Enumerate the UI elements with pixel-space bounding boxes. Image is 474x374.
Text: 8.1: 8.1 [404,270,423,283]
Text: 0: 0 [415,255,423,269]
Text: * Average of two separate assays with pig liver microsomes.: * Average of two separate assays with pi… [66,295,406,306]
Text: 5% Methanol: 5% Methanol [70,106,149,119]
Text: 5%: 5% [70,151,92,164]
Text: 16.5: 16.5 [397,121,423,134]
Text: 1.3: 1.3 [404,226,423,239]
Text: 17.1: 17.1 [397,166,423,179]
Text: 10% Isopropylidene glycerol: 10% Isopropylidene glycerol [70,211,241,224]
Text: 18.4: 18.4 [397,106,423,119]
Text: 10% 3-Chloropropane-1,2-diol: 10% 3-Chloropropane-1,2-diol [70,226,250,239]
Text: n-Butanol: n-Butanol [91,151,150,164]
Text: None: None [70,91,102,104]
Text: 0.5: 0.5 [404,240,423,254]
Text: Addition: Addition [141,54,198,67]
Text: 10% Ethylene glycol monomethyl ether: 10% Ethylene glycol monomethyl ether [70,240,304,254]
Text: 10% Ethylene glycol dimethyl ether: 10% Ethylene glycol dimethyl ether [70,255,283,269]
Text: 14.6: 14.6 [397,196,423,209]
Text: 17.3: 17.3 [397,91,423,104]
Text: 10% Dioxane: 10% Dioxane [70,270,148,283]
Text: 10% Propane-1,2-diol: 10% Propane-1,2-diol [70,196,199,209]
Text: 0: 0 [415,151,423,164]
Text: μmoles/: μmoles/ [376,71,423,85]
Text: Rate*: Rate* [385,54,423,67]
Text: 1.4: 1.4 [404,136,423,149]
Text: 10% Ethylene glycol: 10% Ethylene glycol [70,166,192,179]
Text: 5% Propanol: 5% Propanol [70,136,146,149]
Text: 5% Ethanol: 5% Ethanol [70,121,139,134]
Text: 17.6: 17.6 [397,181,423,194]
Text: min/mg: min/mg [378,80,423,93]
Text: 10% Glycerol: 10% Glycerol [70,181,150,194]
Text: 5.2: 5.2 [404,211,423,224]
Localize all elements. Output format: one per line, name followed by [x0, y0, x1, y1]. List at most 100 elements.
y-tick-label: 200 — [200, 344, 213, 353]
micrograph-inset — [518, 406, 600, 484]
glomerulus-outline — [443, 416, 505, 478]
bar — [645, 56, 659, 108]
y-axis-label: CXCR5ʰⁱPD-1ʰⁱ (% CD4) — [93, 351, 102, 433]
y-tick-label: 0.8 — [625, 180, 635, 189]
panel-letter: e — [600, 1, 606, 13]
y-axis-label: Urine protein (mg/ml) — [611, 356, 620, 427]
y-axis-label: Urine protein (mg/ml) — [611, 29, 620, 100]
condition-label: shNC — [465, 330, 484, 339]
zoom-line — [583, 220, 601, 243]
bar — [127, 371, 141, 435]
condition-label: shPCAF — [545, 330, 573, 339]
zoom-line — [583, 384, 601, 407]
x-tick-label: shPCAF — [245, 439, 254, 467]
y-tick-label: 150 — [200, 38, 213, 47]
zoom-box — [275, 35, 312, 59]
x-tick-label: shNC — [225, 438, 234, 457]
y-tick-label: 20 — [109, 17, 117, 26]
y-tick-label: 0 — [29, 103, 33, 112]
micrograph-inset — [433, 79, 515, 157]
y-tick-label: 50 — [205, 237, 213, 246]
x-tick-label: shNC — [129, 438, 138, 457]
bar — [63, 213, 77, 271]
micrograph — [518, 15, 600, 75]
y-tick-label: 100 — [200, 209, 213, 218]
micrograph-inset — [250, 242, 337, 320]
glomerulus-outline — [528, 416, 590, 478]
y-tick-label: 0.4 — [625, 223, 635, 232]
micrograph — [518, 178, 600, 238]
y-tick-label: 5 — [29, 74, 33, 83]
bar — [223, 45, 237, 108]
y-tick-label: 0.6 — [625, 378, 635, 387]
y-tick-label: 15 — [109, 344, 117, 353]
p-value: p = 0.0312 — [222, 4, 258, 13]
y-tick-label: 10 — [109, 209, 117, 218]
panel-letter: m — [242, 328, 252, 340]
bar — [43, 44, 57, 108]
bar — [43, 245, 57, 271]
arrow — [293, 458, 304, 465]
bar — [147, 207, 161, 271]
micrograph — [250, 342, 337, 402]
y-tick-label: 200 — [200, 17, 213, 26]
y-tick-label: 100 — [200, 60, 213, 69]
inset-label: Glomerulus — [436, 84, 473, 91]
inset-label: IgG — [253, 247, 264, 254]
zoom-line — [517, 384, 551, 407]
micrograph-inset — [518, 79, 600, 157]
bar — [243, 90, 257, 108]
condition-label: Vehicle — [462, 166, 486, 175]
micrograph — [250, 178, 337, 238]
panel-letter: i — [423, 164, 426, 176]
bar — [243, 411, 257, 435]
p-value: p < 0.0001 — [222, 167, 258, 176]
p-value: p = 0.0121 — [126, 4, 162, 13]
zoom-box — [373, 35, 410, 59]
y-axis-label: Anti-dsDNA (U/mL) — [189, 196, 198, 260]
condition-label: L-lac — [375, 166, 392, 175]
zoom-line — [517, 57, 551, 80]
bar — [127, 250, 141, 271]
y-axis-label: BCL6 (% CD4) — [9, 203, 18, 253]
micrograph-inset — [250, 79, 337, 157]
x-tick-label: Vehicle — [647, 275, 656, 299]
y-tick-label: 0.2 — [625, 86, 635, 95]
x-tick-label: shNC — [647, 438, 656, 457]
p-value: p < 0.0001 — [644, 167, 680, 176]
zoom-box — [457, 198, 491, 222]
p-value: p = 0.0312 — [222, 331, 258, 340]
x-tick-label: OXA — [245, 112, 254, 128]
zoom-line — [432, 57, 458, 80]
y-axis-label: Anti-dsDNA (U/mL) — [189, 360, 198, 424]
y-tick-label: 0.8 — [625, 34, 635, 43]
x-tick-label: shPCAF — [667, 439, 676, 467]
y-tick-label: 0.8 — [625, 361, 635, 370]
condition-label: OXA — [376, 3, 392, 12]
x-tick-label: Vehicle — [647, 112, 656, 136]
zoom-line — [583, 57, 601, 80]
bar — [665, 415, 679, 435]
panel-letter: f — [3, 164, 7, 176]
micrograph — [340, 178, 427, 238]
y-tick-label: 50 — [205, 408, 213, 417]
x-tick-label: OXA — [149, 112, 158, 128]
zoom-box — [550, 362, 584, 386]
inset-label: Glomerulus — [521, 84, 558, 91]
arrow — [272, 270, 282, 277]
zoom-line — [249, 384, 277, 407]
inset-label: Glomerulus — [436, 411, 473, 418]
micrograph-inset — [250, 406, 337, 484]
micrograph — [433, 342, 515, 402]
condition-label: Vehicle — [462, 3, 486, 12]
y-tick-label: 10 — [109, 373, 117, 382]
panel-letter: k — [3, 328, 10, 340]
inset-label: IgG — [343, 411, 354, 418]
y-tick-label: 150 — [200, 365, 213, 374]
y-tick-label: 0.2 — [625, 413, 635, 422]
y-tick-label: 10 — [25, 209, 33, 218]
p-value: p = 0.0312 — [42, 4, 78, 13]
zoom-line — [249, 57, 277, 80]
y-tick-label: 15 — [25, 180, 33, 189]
----
Looking at the material above, count the lines that hold "glycol" and give the total alone.

3